**TASK TO CARRY OUT**
Repeat the material in full. Keep every line exactly as it is.

Dataset items
------------------------------------
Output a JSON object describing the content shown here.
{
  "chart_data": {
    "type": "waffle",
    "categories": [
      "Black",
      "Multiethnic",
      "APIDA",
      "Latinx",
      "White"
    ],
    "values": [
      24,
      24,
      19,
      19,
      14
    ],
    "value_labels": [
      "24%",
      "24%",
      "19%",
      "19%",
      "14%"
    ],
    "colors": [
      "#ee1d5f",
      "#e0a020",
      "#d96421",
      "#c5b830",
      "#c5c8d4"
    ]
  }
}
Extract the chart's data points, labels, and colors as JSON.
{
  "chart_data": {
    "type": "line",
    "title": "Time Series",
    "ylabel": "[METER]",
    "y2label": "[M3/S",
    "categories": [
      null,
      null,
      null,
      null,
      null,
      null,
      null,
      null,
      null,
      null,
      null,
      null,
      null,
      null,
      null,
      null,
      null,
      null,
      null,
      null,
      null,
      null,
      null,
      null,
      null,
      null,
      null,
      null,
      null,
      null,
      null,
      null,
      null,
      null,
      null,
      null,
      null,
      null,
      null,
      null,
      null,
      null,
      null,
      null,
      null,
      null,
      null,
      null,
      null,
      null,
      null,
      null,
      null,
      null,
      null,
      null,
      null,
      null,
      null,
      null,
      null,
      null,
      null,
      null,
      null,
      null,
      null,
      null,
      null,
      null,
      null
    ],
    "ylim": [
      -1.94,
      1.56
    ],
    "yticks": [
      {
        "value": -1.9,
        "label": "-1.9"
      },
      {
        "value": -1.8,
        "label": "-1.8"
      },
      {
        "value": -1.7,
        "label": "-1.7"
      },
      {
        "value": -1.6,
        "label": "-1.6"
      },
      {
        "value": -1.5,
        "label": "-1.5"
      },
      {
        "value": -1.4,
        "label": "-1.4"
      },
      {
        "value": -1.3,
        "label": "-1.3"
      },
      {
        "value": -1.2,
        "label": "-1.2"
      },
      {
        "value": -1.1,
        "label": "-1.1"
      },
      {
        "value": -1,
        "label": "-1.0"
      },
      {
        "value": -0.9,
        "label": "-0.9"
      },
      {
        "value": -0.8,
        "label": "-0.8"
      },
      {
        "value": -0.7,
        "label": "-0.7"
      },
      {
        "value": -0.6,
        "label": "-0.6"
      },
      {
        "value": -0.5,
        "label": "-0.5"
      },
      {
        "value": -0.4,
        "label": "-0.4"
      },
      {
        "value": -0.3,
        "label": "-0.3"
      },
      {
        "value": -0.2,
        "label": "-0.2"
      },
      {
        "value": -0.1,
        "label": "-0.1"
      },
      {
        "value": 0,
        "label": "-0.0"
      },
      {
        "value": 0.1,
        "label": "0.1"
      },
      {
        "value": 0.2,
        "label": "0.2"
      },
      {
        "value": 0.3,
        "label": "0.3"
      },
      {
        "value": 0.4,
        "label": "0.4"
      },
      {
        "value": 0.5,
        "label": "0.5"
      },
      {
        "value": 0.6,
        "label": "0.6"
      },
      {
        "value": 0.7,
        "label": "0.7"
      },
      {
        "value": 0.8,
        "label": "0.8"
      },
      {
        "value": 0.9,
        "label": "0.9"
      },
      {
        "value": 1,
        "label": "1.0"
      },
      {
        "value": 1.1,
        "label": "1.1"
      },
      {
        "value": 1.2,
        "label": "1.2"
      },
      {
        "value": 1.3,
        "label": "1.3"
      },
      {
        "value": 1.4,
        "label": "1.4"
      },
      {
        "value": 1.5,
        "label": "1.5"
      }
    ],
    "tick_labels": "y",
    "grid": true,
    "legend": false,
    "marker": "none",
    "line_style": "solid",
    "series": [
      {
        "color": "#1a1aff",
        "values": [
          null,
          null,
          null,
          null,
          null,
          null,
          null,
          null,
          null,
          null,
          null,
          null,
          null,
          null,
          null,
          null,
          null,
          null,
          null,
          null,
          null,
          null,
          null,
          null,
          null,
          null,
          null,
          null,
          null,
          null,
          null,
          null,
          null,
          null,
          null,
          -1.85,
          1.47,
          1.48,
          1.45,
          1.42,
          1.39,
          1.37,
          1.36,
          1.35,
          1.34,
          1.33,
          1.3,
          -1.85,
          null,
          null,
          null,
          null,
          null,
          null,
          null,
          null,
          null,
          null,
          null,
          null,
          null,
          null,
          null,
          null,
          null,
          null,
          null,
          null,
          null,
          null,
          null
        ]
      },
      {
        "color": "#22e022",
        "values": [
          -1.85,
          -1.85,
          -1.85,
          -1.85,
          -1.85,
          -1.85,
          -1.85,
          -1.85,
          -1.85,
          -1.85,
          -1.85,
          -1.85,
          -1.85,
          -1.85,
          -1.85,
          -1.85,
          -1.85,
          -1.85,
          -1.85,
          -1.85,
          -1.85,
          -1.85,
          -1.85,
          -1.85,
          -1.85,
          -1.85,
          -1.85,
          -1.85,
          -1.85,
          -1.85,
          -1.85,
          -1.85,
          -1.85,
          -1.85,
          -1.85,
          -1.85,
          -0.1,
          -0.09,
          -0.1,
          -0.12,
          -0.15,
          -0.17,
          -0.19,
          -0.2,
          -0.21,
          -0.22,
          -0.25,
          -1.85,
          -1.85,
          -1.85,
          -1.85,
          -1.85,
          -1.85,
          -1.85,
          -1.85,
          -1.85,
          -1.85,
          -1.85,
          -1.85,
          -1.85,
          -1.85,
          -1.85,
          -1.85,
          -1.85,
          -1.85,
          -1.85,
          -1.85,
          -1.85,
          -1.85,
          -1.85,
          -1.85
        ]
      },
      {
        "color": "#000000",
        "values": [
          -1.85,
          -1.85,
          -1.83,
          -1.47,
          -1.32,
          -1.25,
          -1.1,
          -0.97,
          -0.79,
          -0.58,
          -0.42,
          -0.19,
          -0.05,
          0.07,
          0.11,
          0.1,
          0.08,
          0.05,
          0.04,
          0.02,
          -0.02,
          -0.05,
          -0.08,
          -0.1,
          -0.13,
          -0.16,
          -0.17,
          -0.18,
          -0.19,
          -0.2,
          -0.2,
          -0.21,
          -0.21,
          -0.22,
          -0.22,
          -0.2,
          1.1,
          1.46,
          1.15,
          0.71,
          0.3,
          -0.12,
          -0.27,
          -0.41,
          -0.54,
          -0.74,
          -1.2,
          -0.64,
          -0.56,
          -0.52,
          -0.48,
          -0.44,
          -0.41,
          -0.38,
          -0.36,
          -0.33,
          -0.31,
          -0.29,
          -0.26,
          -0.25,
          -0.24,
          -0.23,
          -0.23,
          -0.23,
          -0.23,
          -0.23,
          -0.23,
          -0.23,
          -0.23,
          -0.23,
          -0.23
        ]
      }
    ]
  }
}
------------------------------------
**TASK OUTPUT**
Output a JSON object describing the content shown here.
{
  "chart_data": {
    "type": "waffle",
    "categories": [
      "Black",
      "Multiethnic",
      "APIDA",
      "Latinx",
      "White"
    ],
    "values": [
      24,
      24,
      19,
      19,
      14
    ],
    "value_labels": [
      "24%",
      "24%",
      "19%",
      "19%",
      "14%"
    ],
    "colors": [
      "#ee1d5f",
      "#e0a020",
      "#d96421",
      "#c5b830",
      "#c5c8d4"
    ]
  }
}
Extract the chart's data points, labels, and colors as JSON.
{
  "chart_data": {
    "type": "line",
    "title": "Time Series",
    "ylabel": "[METER]",
    "y2label": "[M3/S",
    "categories": [
      null,
      null,
      null,
      null,
      null,
      null,
      null,
      null,
      null,
      null,
      null,
      null,
      null,
      null,
      null,
      null,
      null,
      null,
      null,
      null,
      null,
      null,
      null,
      null,
      null,
      null,
      null,
      null,
      null,
      null,
      null,
      null,
      null,
      null,
      null,
      null,
      null,
      null,
      null,
      null,
      null,
      null,
      null,
      null,
      null,
      null,
      null,
      null,
      null,
      null,
      null,
      null,
      null,
      null,
      null,
      null,
      null,
      null,
      null,
      null,
      null,
      null,
      null,
      null,
      null,
      null,
      null,
      null,
      null,
      null,
      null
    ],
    "ylim": [
      -1.94,
      1.56
    ],
    "yticks": [
      {
        "value": -1.9,
        "label": "-1.9"
      },
      {
        "value": -1.8,
        "label": "-1.8"
      },
      {
        "value": -1.7,
        "label": "-1.7"
      },
      {
        "value": -1.6,
        "label": "-1.6"
      },
      {
        "value": -1.5,
        "label": "-1.5"
      },
      {
        "value": -1.4,
        "label": "-1.4"
      },
      {
        "value": -1.3,
        "label": "-1.3"
      },
      {
        "value": -1.2,
        "label": "-1.2"
      },
      {
        "value": -1.1,
        "label": "-1.1"
      },
      {
        "value": -1,
        "label": "-1.0"
      },
      {
        "value": -0.9,
        "label": "-0.9"
      },
      {
        "value": -0.8,
        "label": "-0.8"
      },
      {
        "value": -0.7,
        "label": "-0.7"
      },
      {
        "value": -0.6,
        "label": "-0.6"
      },
      {
        "value": -0.5,
        "label": "-0.5"
      },
      {
        "value": -0.4,
        "label": "-0.4"
      },
      {
        "value": -0.3,
        "label": "-0.3"
      },
      {
        "value": -0.2,
        "label": "-0.2"
      },
      {
        "value": -0.1,
        "label": "-0.1"
      },
      {
        "value": 0,
        "label": "-0.0"
      },
      {
        "value": 0.1,
        "label": "0.1"
      },
      {
        "value": 0.2,
        "label": "0.2"
      },
      {
        "value": 0.3,
        "label": "0.3"
      },
      {
        "value": 0.4,
        "label": "0.4"
      },
      {
        "value": 0.5,
        "label": "0.5"
      },
      {
        "value": 0.6,
        "label": "0.6"
      },
      {
        "value": 0.7,
        "label": "0.7"
      },
      {
        "value": 0.8,
        "label": "0.8"
      },
      {
        "value": 0.9,
        "label": "0.9"
      },
      {
        "value": 1,
        "label": "1.0"
      },
      {
        "value": 1.1,
        "label": "1.1"
      },
      {
        "value": 1.2,
        "label": "1.2"
      },
      {
        "value": 1.3,
        "label": "1.3"
      },
      {
        "value": 1.4,
        "label": "1.4"
      },
      {
        "value": 1.5,
        "label": "1.5"
      }
    ],
    "tick_labels": "y",
    "grid": true,
    "legend": false,
    "marker": "none",
    "line_style": "solid",
    "series": [
      {
        "color": "#1a1aff",
        "values": [
          null,
          null,
          null,
          null,
          null,
          null,
          null,
          null,
          null,
          null,
          null,
          null,
          null,
          null,
          null,
          null,
          null,
          null,
          null,
          null,
          null,
          null,
          null,
          null,
          null,
          null,
          null,
          null,
          null,
          null,
          null,
          null,
          null,
          null,
          null,
          -1.85,
          1.47,
          1.48,
          1.45,
          1.42,
          1.39,
          1.37,
          1.36,
          1.35,
          1.34,
          1.33,
          1.3,
          -1.85,
          null,
          null,
          null,
          null,
          null,
          null,
          null,
          null,
          null,
          null,
          null,
          null,
          null,
          null,
          null,
          null,
          null,
          null,
          null,
          null,
          null,
          null,
          null
        ]
      },
      {
        "color": "#22e022",
        "values": [
          -1.85,
          -1.85,
          -1.85,
          -1.85,
          -1.85,
          -1.85,
          -1.85,
          -1.85,
          -1.85,
          -1.85,
          -1.85,
          -1.85,
          -1.85,
          -1.85,
          -1.85,
          -1.85,
          -1.85,
          -1.85,
          -1.85,
          -1.85,
          -1.85,
          -1.85,
          -1.85,
          -1.85,
          -1.85,
          -1.85,
          -1.85,
          -1.85,
          -1.85,
          -1.85,
          -1.85,
          -1.85,
          -1.85,
          -1.85,
          -1.85,
          -1.85,
          -0.1,
          -0.09,
          -0.1,
          -0.12,
          -0.15,
          -0.17,
          -0.19,
          -0.2,
          -0.21,
          -0.22,
          -0.25,
          -1.85,
          -1.85,
          -1.85,
          -1.85,
          -1.85,
          -1.85,
          -1.85,
          -1.85,
          -1.85,
          -1.85,
          -1.85,
          -1.85,
          -1.85,
          -1.85,
          -1.85,
          -1.85,
          -1.85,
          -1.85,
          -1.85,
          -1.85,
          -1.85,
          -1.85,
          -1.85,
          -1.85
        ]
      },
      {
        "color": "#000000",
        "values": [
          -1.85,
          -1.85,
          -1.83,
          -1.47,
          -1.32,
          -1.25,
          -1.1,
          -0.97,
          -0.79,
          -0.58,
          -0.42,
          -0.19,
          -0.05,
          0.07,
          0.11,
          0.1,
          0.08,
          0.05,
          0.04,
          0.02,
          -0.02,
          -0.05,
          -0.08,
          -0.1,
          -0.13,
          -0.16,
          -0.17,
          -0.18,
          -0.19,
          -0.2,
          -0.2,
          -0.21,
          -0.21,
          -0.22,
          -0.22,
          -0.2,
          1.1,
          1.46,
          1.15,
          0.71,
          0.3,
          -0.12,
          -0.27,
          -0.41,
          -0.54,
          -0.74,
          -1.2,
          -0.64,
          -0.56,
          -0.52,
          -0.48,
          -0.44,
          -0.41,
          -0.38,
          -0.36,
          -0.33,
          -0.31,
          -0.29,
          -0.26,
          -0.25,
          -0.24,
          -0.23,
          -0.23,
          -0.23,
          -0.23,
          -0.23,
          -0.23,
          -0.23,
          -0.23,
          -0.23,
          -0.23
        ]
      }
    ]
  }
}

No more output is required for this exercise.